Can all of these lines be returned exactly?

[Saved entries]
——
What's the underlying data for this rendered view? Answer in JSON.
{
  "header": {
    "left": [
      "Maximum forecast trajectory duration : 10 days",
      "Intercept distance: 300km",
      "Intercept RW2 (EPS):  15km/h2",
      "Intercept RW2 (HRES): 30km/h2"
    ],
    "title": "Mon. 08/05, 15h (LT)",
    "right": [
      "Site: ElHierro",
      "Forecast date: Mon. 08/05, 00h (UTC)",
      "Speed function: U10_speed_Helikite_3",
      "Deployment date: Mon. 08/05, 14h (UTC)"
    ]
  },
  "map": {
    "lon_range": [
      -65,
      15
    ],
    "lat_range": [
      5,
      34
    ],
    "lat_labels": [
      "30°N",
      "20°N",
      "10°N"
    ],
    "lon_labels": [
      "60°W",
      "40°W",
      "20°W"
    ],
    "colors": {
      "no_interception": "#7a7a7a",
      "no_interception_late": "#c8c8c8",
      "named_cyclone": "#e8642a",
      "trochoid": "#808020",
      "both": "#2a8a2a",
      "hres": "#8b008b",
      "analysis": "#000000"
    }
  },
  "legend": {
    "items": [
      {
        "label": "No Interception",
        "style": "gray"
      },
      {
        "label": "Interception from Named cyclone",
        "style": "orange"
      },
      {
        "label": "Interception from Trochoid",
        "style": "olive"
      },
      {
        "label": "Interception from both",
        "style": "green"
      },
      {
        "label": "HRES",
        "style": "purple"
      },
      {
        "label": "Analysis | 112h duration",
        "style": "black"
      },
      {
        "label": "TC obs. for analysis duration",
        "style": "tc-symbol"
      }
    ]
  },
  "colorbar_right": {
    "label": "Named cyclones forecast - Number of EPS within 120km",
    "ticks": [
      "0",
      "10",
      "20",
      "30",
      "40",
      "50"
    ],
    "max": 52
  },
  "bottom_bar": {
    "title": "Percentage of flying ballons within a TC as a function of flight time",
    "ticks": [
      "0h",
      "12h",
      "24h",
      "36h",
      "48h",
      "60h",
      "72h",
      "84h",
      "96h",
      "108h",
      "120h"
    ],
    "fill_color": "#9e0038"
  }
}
——
COMPLETE OUTPUT →
What's the underlying data for this rendered view? Answer in JSON.
{
  "header": {
    "left": [
      "Maximum forecast trajectory duration : 10 days",
      "Intercept distance: 300km",
      "Intercept RW2 (EPS):  15km/h2",
      "Intercept RW2 (HRES): 30km/h2"
    ],
    "title": "Mon. 08/05, 15h (LT)",
    "right": [
      "Site: ElHierro",
      "Forecast date: Mon. 08/05, 00h (UTC)",
      "Speed function: U10_speed_Helikite_3",
      "Deployment date: Mon. 08/05, 14h (UTC)"
    ]
  },
  "map": {
    "lon_range": [
      -65,
      15
    ],
    "lat_range": [
      5,
      34
    ],
    "lat_labels": [
      "30°N",
      "20°N",
      "10°N"
    ],
    "lon_labels": [
      "60°W",
      "40°W",
      "20°W"
    ],
    "colors": {
      "no_interception": "#7a7a7a",
      "no_interception_late": "#c8c8c8",
      "named_cyclone": "#e8642a",
      "trochoid": "#808020",
      "both": "#2a8a2a",
      "hres": "#8b008b",
      "analysis": "#000000"
    }
  },
  "legend": {
    "items": [
      {
        "label": "No Interception",
        "style": "gray"
      },
      {
        "label": "Interception from Named cyclone",
        "style": "orange"
      },
      {
        "label": "Interception from Trochoid",
        "style": "olive"
      },
      {
        "label": "Interception from both",
        "style": "green"
      },
      {
        "label": "HRES",
        "style": "purple"
      },
      {
        "label": "Analysis | 112h duration",
        "style": "black"
      },
      {
        "label": "TC obs. for analysis duration",
        "style": "tc-symbol"
      }
    ]
  },
  "colorbar_right": {
    "label": "Named cyclones forecast - Number of EPS within 120km",
    "ticks": [
      "0",
      "10",
      "20",
      "30",
      "40",
      "50"
    ],
    "max": 52
  },
  "bottom_bar": {
    "title": "Percentage of flying ballons within a TC as a function of flight time",
    "ticks": [
      "0h",
      "12h",
      "24h",
      "36h",
      "48h",
      "60h",
      "72h",
      "84h",
      "96h",
      "108h",
      "120h"
    ],
    "fill_color": "#9e0038"
  }
}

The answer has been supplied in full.